◆ **RECORDS FOR THIS TASK**:
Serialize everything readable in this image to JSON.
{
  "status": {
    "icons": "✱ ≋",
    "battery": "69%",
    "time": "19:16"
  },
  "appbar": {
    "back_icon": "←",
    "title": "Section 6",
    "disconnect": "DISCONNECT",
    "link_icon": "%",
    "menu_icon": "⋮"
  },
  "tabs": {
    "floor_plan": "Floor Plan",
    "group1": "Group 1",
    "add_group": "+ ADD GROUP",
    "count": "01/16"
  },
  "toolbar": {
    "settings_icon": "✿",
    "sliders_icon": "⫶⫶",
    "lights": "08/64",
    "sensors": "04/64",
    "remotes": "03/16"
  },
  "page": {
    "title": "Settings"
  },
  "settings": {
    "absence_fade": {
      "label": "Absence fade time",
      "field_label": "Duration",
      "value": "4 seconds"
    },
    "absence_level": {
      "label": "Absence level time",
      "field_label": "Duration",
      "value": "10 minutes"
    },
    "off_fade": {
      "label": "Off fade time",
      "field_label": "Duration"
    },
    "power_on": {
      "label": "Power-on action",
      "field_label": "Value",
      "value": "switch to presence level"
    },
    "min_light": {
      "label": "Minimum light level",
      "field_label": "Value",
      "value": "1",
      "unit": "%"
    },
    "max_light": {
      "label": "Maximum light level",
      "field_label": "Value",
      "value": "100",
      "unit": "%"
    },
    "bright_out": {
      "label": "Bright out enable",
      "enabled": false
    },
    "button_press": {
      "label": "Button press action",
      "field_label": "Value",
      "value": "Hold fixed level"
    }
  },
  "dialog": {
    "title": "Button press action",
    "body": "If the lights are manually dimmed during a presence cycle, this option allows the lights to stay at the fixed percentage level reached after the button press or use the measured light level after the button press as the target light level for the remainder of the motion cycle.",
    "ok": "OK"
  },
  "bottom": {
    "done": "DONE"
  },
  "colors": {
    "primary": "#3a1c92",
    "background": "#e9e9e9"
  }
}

◆ **WHAT YOU NEED TO DO**:
From the listing, copy each line containing the word "presence".

◆ **OUTPUT BELOW**:
      "value": "switch to presence level"
    "body": "If the lights are manually dimmed during a presence cycle, this option allows the lights to stay at the fixed percentage level reached after the button press or use the measured light level after the button press as the target light level for the remainder of the motion cycle.",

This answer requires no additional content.